● GIVEN INSTRUCTION:
Each line that holds the word "label" should be returned.

━━ RECORDS FOR THIS TASK ━━

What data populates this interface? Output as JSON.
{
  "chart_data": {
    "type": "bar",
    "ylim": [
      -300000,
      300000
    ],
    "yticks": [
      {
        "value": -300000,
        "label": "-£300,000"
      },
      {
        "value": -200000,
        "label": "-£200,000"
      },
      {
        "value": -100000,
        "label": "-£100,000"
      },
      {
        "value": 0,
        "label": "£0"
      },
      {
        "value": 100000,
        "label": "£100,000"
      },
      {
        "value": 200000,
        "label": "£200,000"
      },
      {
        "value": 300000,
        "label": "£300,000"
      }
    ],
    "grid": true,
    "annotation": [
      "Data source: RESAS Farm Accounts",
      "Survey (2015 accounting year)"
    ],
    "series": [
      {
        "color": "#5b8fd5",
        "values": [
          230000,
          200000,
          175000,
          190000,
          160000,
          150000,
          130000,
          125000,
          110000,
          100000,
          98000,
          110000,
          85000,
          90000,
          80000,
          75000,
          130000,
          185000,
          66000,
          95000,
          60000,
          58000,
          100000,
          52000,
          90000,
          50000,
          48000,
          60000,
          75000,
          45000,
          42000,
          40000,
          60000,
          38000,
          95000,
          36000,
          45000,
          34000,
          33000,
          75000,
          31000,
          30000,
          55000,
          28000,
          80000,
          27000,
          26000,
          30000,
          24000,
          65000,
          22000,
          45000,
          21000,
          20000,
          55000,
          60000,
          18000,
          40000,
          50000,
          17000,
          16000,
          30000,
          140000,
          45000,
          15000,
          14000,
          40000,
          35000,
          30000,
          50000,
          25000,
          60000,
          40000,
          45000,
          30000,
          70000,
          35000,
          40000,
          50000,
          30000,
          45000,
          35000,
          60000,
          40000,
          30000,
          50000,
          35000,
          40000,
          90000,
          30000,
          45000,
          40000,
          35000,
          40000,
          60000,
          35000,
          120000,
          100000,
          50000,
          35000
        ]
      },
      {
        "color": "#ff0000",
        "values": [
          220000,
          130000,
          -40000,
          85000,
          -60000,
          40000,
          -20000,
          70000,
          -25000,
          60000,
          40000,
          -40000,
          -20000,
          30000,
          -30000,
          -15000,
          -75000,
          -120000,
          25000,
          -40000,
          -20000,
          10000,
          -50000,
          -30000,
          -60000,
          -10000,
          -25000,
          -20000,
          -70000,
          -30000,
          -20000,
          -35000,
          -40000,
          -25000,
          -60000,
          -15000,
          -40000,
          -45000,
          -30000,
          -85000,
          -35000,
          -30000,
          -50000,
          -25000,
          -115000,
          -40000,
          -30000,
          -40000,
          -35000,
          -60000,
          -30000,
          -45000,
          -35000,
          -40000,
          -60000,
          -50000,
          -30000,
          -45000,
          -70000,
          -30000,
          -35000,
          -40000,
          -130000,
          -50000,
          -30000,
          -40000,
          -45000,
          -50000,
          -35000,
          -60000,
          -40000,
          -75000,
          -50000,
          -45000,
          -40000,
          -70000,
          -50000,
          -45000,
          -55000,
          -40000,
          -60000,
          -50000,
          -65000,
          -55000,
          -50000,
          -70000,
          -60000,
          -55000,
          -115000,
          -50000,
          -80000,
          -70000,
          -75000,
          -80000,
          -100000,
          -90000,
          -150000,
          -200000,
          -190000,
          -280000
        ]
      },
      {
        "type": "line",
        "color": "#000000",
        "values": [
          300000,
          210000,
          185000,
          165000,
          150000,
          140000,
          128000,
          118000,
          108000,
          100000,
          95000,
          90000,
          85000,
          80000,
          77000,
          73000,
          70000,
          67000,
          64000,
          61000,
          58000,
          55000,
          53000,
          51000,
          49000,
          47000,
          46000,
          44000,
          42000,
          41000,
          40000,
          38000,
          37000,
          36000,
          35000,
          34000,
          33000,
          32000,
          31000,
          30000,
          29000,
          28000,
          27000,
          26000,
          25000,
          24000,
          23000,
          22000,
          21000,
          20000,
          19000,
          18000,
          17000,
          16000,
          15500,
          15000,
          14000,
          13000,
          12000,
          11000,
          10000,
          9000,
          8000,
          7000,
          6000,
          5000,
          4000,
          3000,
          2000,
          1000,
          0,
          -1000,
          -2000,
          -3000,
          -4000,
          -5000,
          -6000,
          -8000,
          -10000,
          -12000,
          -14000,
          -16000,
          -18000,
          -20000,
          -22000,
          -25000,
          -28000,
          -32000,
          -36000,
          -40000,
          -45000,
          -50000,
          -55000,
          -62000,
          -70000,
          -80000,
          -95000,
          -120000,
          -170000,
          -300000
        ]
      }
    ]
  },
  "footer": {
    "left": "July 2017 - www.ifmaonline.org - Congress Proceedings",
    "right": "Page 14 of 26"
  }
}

━━━

● ANSWER TO THIS TASK:
        "label": "-£300,000"
        "label": "-£200,000"
        "label": "-£100,000"
        "label": "£0"
        "label": "£100,000"
        "label": "£200,000"
        "label": "£300,000"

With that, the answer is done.